# [Exercise requirements]
Write out each entry again. Keep every word exactly as it is.

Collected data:
◇ ◇ ◇ ◇

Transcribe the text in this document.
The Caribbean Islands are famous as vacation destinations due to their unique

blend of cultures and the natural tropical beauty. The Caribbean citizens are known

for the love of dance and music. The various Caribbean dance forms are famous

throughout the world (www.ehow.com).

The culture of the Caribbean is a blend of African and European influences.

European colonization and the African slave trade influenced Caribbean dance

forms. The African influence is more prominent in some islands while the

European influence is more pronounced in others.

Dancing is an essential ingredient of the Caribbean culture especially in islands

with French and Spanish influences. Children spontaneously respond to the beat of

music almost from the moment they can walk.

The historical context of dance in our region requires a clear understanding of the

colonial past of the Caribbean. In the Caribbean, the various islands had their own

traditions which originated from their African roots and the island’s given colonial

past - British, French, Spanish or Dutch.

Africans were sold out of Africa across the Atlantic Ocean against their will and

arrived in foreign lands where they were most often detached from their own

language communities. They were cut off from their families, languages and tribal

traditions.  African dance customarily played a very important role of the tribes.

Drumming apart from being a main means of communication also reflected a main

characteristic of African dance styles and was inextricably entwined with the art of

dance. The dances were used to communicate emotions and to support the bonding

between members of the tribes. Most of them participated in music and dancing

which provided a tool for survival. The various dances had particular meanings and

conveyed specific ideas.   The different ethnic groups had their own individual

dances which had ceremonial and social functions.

◇ ◇ ◇ ◇

# [Solution]
Transcribe the text in this document.
The Caribbean Islands are famous as vacation destinations due to their unique

blend of cultures and the natural tropical beauty. The Caribbean citizens are known

for the love of dance and music. The various Caribbean dance forms are famous

throughout the world (www.ehow.com).

The culture of the Caribbean is a blend of African and European influences.

European colonization and the African slave trade influenced Caribbean dance

forms. The African influence is more prominent in some islands while the

European influence is more pronounced in others.

Dancing is an essential ingredient of the Caribbean culture especially in islands

with French and Spanish influences. Children spontaneously respond to the beat of

music almost from the moment they can walk.

The historical context of dance in our region requires a clear understanding of the

colonial past of the Caribbean. In the Caribbean, the various islands had their own

traditions which originated from their African roots and the island’s given colonial

past - British, French, Spanish or Dutch.

Africans were sold out of Africa across the Atlantic Ocean against their will and

arrived in foreign lands where they were most often detached from their own

language communities. They were cut off from their families, languages and tribal

traditions.  African dance customarily played a very important role of the tribes.

Drumming apart from being a main means of communication also reflected a main

characteristic of African dance styles and was inextricably entwined with the art of

dance. The dances were used to communicate emotions and to support the bonding

between members of the tribes. Most of them participated in music and dancing

which provided a tool for survival. The various dances had particular meanings and

conveyed specific ideas.   The different ethnic groups had their own individual

dances which had ceremonial and social functions.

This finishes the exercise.